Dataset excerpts
--- START ---
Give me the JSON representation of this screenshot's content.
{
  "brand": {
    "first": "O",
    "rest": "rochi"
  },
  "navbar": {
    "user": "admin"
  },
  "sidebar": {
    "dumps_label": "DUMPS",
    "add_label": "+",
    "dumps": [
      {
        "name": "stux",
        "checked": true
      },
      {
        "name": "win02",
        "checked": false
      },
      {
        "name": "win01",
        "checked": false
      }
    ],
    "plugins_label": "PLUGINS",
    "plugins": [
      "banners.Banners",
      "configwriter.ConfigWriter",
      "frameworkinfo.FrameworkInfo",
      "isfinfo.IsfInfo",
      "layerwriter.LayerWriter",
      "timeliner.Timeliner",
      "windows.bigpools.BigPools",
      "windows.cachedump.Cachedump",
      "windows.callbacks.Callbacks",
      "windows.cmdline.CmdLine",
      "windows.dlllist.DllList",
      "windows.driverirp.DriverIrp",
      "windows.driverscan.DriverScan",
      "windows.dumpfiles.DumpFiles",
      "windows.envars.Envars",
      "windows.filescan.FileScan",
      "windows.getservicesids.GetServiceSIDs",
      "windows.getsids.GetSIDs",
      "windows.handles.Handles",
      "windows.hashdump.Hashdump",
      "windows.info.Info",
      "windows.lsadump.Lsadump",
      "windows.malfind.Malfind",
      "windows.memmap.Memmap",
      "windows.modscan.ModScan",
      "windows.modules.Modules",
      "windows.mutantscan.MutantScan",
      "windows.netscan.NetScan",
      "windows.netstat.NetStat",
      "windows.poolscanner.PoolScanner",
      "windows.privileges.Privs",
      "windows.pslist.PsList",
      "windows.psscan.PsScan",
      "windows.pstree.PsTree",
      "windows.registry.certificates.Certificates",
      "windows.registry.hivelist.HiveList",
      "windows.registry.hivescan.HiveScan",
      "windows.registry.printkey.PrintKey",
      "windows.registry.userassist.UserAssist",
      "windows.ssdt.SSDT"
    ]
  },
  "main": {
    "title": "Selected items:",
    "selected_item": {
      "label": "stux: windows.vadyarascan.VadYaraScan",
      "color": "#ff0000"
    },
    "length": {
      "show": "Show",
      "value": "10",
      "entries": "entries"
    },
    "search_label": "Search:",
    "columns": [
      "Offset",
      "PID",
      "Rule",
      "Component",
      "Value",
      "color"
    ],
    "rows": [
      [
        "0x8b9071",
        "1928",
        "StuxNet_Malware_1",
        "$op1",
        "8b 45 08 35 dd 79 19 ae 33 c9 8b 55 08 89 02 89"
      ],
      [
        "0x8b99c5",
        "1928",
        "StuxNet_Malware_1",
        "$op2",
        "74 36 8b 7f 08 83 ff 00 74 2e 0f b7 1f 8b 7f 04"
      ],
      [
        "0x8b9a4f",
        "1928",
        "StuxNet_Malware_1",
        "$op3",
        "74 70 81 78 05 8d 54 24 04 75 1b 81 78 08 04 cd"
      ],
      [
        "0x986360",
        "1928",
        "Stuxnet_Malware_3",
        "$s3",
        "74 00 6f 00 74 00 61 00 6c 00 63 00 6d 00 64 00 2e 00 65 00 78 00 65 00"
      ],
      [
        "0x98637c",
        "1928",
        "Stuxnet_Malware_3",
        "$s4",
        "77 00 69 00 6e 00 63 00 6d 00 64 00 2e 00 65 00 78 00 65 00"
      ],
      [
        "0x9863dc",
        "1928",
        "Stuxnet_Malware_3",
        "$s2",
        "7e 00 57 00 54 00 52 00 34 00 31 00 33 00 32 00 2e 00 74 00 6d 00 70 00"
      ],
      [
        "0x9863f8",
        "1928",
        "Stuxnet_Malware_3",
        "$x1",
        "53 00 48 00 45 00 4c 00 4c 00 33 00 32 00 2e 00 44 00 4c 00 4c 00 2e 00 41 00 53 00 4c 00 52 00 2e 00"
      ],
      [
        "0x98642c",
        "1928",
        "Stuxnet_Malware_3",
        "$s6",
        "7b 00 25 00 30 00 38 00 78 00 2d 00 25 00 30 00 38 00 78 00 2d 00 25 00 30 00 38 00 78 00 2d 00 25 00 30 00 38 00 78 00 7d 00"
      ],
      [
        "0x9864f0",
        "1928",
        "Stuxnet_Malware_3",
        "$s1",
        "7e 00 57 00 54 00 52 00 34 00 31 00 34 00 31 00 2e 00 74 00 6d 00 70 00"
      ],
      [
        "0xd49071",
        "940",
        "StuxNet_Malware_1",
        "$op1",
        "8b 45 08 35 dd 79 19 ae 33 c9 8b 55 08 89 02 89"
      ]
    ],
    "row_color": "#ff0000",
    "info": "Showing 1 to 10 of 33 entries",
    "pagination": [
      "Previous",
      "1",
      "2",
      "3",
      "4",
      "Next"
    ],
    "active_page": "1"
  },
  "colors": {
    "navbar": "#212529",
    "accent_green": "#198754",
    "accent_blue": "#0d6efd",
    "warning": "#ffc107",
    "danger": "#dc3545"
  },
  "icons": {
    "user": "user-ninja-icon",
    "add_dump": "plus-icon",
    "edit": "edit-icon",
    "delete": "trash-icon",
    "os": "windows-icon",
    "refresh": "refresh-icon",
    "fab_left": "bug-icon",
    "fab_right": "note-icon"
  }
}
--- END ---
● **WHAT THIS TASK INVOLVES**
Give the complete listing a second time, exactly as it reads.

● **WRITTEN SOLUTION**
Give me the JSON representation of this screenshot's content.
{
  "brand": {
    "first": "O",
    "rest": "rochi"
  },
  "navbar": {
    "user": "admin"
  },
  "sidebar": {
    "dumps_label": "DUMPS",
    "add_label": "+",
    "dumps": [
      {
        "name": "stux",
        "checked": true
      },
      {
        "name": "win02",
        "checked": false
      },
      {
        "name": "win01",
        "checked": false
      }
    ],
    "plugins_label": "PLUGINS",
    "plugins": [
      "banners.Banners",
      "configwriter.ConfigWriter",
      "frameworkinfo.FrameworkInfo",
      "isfinfo.IsfInfo",
      "layerwriter.LayerWriter",
      "timeliner.Timeliner",
      "windows.bigpools.BigPools",
      "windows.cachedump.Cachedump",
      "windows.callbacks.Callbacks",
      "windows.cmdline.CmdLine",
      "windows.dlllist.DllList",
      "windows.driverirp.DriverIrp",
      "windows.driverscan.DriverScan",
      "windows.dumpfiles.DumpFiles",
      "windows.envars.Envars",
      "windows.filescan.FileScan",
      "windows.getservicesids.GetServiceSIDs",
      "windows.getsids.GetSIDs",
      "windows.handles.Handles",
      "windows.hashdump.Hashdump",
      "windows.info.Info",
      "windows.lsadump.Lsadump",
      "windows.malfind.Malfind",
      "windows.memmap.Memmap",
      "windows.modscan.ModScan",
      "windows.modules.Modules",
      "windows.mutantscan.MutantScan",
      "windows.netscan.NetScan",
      "windows.netstat.NetStat",
      "windows.poolscanner.PoolScanner",
      "windows.privileges.Privs",
      "windows.pslist.PsList",
      "windows.psscan.PsScan",
      "windows.pstree.PsTree",
      "windows.registry.certificates.Certificates",
      "windows.registry.hivelist.HiveList",
      "windows.registry.hivescan.HiveScan",
      "windows.registry.printkey.PrintKey",
      "windows.registry.userassist.UserAssist",
      "windows.ssdt.SSDT"
    ]
  },
  "main": {
    "title": "Selected items:",
    "selected_item": {
      "label": "stux: windows.vadyarascan.VadYaraScan",
      "color": "#ff0000"
    },
    "length": {
      "show": "Show",
      "value": "10",
      "entries": "entries"
    },
    "search_label": "Search:",
    "columns": [
      "Offset",
      "PID",
      "Rule",
      "Component",
      "Value",
      "color"
    ],
    "rows": [
      [
        "0x8b9071",
        "1928",
        "StuxNet_Malware_1",
        "$op1",
        "8b 45 08 35 dd 79 19 ae 33 c9 8b 55 08 89 02 89"
      ],
      [
        "0x8b99c5",
        "1928",
        "StuxNet_Malware_1",
        "$op2",
        "74 36 8b 7f 08 83 ff 00 74 2e 0f b7 1f 8b 7f 04"
      ],
      [
        "0x8b9a4f",
        "1928",
        "StuxNet_Malware_1",
        "$op3",
        "74 70 81 78 05 8d 54 24 04 75 1b 81 78 08 04 cd"
      ],
      [
        "0x986360",
        "1928",
        "Stuxnet_Malware_3",
        "$s3",
        "74 00 6f 00 74 00 61 00 6c 00 63 00 6d 00 64 00 2e 00 65 00 78 00 65 00"
      ],
      [
        "0x98637c",
        "1928",
        "Stuxnet_Malware_3",
        "$s4",
        "77 00 69 00 6e 00 63 00 6d 00 64 00 2e 00 65 00 78 00 65 00"
      ],
      [
        "0x9863dc",
        "1928",
        "Stuxnet_Malware_3",
        "$s2",
        "7e 00 57 00 54 00 52 00 34 00 31 00 33 00 32 00 2e 00 74 00 6d 00 70 00"
      ],
      [
        "0x9863f8",
        "1928",
        "Stuxnet_Malware_3",
        "$x1",
        "53 00 48 00 45 00 4c 00 4c 00 33 00 32 00 2e 00 44 00 4c 00 4c 00 2e 00 41 00 53 00 4c 00 52 00 2e 00"
      ],
      [
        "0x98642c",
        "1928",
        "Stuxnet_Malware_3",
        "$s6",
        "7b 00 25 00 30 00 38 00 78 00 2d 00 25 00 30 00 38 00 78 00 2d 00 25 00 30 00 38 00 78 00 2d 00 25 00 30 00 38 00 78 00 7d 00"
      ],
      [
        "0x9864f0",
        "1928",
        "Stuxnet_Malware_3",
        "$s1",
        "7e 00 57 00 54 00 52 00 34 00 31 00 34 00 31 00 2e 00 74 00 6d 00 70 00"
      ],
      [
        "0xd49071",
        "940",
        "StuxNet_Malware_1",
        "$op1",
        "8b 45 08 35 dd 79 19 ae 33 c9 8b 55 08 89 02 89"
      ]
    ],
    "row_color": "#ff0000",
    "info": "Showing 1 to 10 of 33 entries",
    "pagination": [
      "Previous",
      "1",
      "2",
      "3",
      "4",
      "Next"
    ],
    "active_page": "1"
  },
  "colors": {
    "navbar": "#212529",
    "accent_green": "#198754",
    "accent_blue": "#0d6efd",
    "warning": "#ffc107",
    "danger": "#dc3545"
  },
  "icons": {
    "user": "user-ninja-icon",
    "add_dump": "plus-icon",
    "edit": "edit-icon",
    "delete": "trash-icon",
    "os": "windows-icon",
    "refresh": "refresh-icon",
    "fab_left": "bug-icon",
    "fab_right": "note-icon"
  }
}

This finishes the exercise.